What to do
Go over the listing below line by line and tally those containing "access". Give only the tally.

Stored data entries
☆ ☆ ☆ ☆ ☆

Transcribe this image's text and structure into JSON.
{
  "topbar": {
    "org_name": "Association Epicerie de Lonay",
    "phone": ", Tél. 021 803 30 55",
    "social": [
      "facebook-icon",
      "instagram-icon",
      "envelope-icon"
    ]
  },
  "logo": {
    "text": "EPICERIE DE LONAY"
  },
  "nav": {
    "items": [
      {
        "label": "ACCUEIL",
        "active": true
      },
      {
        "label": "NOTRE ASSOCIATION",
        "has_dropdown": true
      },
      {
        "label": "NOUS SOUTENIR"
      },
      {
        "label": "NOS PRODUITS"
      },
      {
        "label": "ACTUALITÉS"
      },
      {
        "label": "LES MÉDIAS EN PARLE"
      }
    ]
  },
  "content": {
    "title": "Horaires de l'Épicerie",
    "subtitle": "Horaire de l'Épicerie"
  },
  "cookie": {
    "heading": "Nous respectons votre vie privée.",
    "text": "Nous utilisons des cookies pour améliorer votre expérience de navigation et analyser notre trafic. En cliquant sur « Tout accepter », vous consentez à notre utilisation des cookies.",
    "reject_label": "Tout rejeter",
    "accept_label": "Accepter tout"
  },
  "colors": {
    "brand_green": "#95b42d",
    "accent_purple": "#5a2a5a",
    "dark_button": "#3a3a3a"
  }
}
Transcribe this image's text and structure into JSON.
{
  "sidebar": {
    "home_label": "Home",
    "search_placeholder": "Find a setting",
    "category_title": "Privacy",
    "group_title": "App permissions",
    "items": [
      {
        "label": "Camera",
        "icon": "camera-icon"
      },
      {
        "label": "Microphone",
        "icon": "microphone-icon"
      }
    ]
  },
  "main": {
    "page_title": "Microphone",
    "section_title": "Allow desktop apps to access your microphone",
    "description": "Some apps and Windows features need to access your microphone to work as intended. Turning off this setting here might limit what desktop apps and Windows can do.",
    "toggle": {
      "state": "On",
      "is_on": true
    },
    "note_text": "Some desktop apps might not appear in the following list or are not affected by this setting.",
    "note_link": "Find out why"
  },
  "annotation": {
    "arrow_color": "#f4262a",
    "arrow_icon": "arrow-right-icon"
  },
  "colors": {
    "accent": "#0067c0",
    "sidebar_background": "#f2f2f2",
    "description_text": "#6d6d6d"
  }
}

☆ ☆ ☆ ☆ ☆

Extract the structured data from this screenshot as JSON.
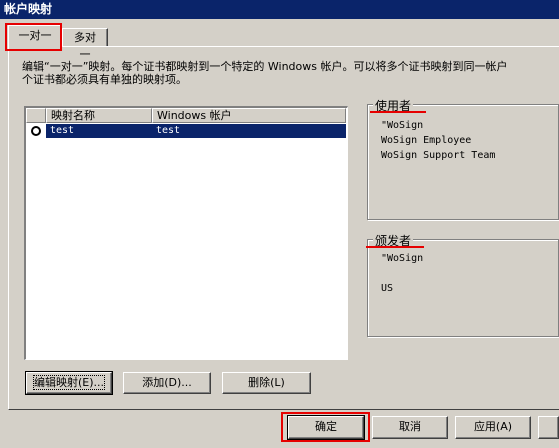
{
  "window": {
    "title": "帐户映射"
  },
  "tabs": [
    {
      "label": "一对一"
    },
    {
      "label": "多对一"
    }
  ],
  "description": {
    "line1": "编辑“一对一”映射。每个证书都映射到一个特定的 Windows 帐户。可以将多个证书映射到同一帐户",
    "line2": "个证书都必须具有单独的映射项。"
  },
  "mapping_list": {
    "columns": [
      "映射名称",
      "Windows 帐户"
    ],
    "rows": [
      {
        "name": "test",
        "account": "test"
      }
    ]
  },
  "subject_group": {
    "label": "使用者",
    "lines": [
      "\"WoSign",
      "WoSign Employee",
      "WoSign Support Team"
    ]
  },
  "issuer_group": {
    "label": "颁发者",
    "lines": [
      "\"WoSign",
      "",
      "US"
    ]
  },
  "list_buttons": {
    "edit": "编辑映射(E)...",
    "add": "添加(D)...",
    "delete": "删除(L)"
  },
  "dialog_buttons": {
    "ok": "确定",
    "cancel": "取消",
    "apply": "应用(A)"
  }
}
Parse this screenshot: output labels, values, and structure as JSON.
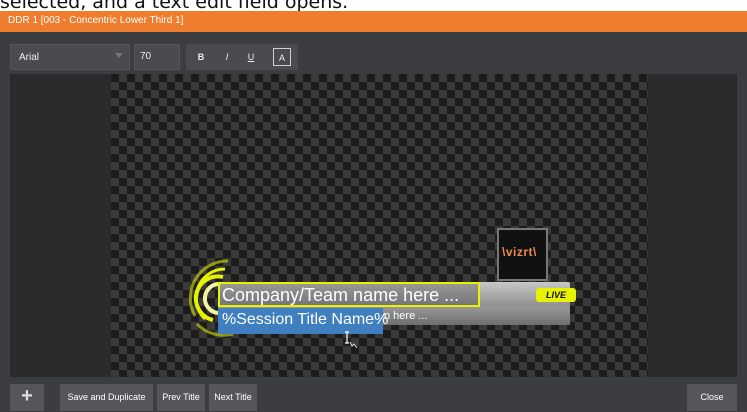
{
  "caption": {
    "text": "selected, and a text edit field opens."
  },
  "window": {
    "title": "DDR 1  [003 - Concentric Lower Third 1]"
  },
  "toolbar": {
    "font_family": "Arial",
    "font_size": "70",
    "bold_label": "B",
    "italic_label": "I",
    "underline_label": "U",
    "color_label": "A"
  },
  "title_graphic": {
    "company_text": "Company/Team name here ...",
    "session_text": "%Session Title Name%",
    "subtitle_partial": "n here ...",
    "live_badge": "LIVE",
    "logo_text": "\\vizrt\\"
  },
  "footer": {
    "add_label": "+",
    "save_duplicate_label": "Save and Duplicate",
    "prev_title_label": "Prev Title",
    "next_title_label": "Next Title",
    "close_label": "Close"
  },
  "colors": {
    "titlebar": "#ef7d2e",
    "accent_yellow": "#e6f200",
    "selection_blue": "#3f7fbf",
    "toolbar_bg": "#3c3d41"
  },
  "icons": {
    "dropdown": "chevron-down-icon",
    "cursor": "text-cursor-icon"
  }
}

☆ ☆ ☆ ☆ ☆

Result for this exercise
2